OBJECTIVE:
From the entries below, copy out every line with "cosmetics" in it.

Entries from a dataset
********************

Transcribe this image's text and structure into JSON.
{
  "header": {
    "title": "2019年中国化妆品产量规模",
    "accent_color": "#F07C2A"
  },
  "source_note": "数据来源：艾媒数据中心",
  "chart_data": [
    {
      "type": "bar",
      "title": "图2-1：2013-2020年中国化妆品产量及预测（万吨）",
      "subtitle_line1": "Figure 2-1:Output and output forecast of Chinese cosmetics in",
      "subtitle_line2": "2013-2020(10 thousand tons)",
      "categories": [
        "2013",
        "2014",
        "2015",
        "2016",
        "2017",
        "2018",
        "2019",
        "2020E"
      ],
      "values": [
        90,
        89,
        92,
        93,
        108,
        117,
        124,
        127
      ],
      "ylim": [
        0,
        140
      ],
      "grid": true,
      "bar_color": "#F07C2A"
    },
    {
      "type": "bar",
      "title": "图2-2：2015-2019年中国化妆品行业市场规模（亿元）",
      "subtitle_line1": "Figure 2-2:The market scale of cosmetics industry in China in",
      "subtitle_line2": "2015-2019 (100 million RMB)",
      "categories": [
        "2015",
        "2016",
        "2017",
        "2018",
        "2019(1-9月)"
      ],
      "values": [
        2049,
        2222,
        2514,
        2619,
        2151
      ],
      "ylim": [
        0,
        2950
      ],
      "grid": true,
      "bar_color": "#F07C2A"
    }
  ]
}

********************

TASK SOLUTION:
      "subtitle_line1": "Figure 2-1:Output and output forecast of Chinese cosmetics in",
      "subtitle_line1": "Figure 2-2:The market scale of cosmetics industry in China in",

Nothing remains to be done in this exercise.